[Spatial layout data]
== == ==

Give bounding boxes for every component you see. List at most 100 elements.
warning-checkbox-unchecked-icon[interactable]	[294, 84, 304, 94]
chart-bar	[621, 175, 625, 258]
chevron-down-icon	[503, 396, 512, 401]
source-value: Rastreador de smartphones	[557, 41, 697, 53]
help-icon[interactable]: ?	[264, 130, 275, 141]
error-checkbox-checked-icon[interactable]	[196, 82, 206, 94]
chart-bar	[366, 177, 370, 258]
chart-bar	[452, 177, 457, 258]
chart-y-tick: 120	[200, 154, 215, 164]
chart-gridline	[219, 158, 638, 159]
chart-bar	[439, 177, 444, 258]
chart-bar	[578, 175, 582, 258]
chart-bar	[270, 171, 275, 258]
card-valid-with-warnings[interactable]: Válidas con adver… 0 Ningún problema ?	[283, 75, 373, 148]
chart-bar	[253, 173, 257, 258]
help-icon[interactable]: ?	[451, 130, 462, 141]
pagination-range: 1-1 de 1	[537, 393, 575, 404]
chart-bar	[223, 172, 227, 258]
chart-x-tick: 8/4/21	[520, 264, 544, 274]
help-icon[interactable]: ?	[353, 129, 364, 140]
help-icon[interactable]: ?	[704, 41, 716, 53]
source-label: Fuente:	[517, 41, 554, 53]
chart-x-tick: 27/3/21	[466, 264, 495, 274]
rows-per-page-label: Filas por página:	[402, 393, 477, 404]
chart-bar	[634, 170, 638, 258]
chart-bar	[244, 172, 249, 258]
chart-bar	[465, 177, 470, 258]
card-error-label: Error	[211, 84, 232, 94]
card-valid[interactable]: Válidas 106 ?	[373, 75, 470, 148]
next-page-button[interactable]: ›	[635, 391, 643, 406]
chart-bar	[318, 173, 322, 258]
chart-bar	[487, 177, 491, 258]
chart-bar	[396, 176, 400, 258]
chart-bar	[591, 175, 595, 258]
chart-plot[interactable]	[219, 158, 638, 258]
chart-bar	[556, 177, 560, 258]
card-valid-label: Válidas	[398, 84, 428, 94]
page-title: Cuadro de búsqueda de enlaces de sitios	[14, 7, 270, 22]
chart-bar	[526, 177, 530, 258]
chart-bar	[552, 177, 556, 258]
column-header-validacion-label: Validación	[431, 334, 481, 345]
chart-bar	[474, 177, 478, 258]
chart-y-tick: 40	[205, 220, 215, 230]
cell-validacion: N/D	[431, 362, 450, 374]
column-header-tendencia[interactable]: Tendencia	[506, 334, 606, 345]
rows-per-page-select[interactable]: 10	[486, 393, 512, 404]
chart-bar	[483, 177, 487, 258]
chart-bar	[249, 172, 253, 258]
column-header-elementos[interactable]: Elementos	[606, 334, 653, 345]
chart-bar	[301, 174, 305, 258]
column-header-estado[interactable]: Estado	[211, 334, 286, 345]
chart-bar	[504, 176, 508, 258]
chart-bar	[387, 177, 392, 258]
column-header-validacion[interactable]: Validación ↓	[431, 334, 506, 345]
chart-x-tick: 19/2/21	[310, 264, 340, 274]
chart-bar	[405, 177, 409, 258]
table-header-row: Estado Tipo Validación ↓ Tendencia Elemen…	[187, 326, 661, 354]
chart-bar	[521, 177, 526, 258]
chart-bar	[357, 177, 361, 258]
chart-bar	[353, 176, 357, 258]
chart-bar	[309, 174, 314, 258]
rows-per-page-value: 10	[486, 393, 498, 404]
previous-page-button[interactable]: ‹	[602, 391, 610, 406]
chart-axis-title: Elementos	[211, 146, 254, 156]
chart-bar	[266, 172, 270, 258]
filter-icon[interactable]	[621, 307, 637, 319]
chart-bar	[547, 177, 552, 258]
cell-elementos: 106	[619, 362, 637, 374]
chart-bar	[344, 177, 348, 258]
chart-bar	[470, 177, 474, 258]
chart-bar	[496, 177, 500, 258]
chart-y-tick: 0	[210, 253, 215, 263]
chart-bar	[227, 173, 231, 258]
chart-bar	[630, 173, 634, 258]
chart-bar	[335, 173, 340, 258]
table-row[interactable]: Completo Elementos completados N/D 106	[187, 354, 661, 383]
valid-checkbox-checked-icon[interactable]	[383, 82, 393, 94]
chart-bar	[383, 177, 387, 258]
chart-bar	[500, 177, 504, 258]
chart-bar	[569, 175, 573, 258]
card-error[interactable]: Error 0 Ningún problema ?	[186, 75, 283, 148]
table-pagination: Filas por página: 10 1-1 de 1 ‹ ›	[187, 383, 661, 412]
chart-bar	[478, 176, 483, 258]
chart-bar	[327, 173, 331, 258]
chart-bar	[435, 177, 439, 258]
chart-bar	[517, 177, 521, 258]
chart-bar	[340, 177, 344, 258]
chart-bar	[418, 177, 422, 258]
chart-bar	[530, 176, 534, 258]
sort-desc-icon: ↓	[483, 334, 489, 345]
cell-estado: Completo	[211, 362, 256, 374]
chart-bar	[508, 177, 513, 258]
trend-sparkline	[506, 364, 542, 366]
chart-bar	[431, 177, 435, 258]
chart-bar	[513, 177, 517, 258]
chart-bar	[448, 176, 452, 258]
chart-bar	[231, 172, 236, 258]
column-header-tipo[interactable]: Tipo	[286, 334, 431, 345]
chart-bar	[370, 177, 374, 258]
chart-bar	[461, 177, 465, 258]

== == ==

= TASK DIRECTIONS =
Pull out every line in the records above that contains the string "Válidas", and note that case counts.

= SOLUTION =
card-valid-with-warnings[interactable]: Válidas con adver… 0 Ningún problema ?	[283, 75, 373, 148]
card-valid[interactable]: Válidas 106 ?	[373, 75, 470, 148]
card-valid-label: Válidas	[398, 84, 428, 94]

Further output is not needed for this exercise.